▸ Task prompt:
The records should be repeated word for word, pictures excluded.

[Saved data entries]
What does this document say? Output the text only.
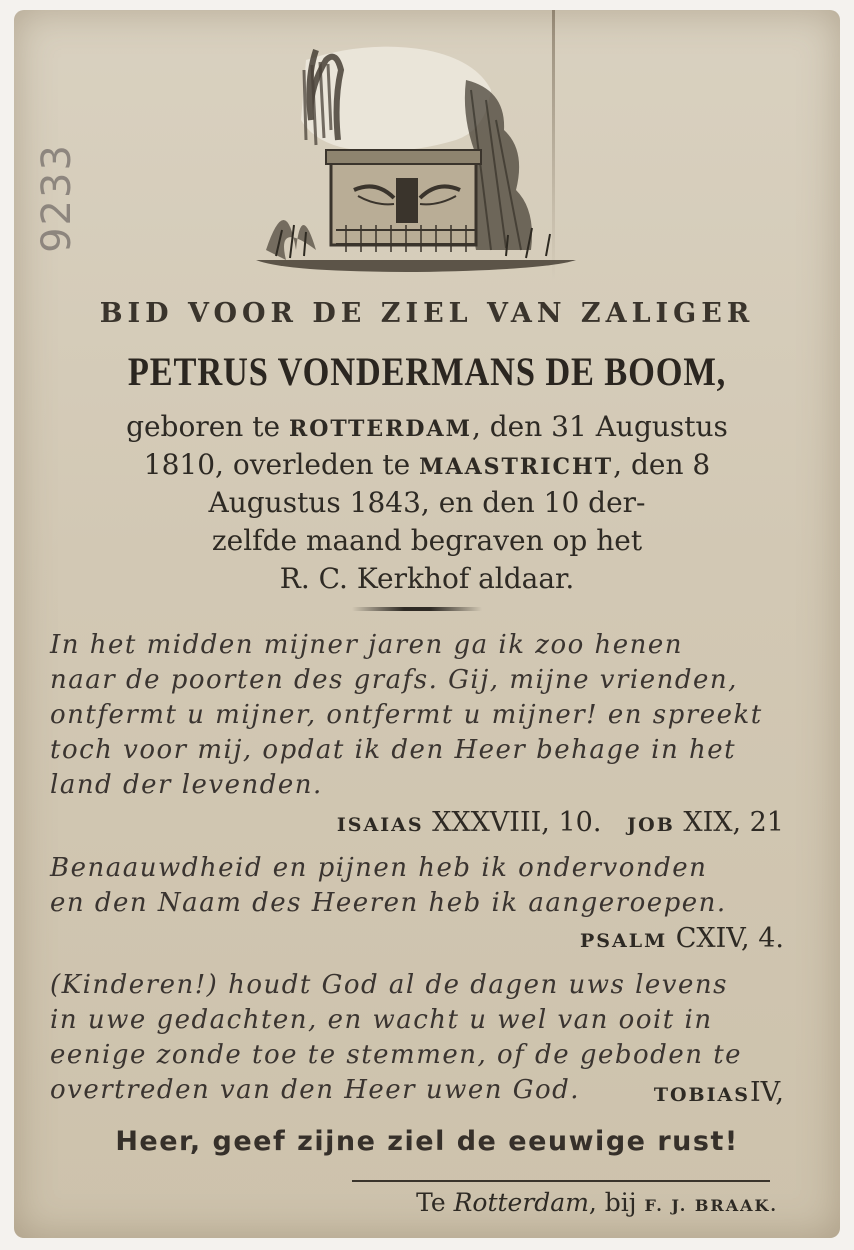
9233
BID VOOR DE ZIEL VAN ZALIGER
PETRUS VONDERMANS DE BOOM,
geboren te ROTTERDAM, den 31 Augustus
1810, overleden te MAASTRICHT, den 8
Augustus 1843, en den 10 der-
zelfde maand begraven op het
R. C. Kerkhof aldaar.
In het midden mijner jaren ga ik zoo henen
naar de poorten des grafs. Gij, mijne vrienden,
ontfermt u mijner, ontfermt u mijner! en spreekt
toch voor mij, opdat ik den Heer behage in het
land der levenden.
ISAIAS XXXVIII, 10. JOB XIX, 21
Benaauwdheid en pijnen heb ik ondervonden
en den Naam des Heeren heb ik aangeroepen.
PSALM CXIV, 4.
(Kinderen!) houdt God al de dagen uws levens
in uwe gedachten, en wacht u wel van ooit in
eenige zonde toe te stemmen, of de geboden te
overtreden van den Heer uwen God.	TOBIASIV,
Heer, geef zijne ziel de eeuwige rust!
Te Rotterdam, bij F. J. BRAAK.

▸ Right answer:
What does this document say? Output the text only.
9233
BID VOOR DE ZIEL VAN ZALIGER
PETRUS VONDERMANS DE BOOM,
geboren te ROTTERDAM, den 31 Augustus
1810, overleden te MAASTRICHT, den 8
Augustus 1843, en den 10 der-
zelfde maand begraven op het
R. C. Kerkhof aldaar.
In het midden mijner jaren ga ik zoo henen
naar de poorten des grafs. Gij, mijne vrienden,
ontfermt u mijner, ontfermt u mijner! en spreekt
toch voor mij, opdat ik den Heer behage in het
land der levenden.
ISAIAS XXXVIII, 10. JOB XIX, 21
Benaauwdheid en pijnen heb ik ondervonden
en den Naam des Heeren heb ik aangeroepen.
PSALM CXIV, 4.
(Kinderen!) houdt God al de dagen uws levens
in uwe gedachten, en wacht u wel van ooit in
eenige zonde toe te stemmen, of de geboden te
overtreden van den Heer uwen God.	TOBIASIV,
Heer, geef zijne ziel de eeuwige rust!
Te Rotterdam, bij F. J. BRAAK.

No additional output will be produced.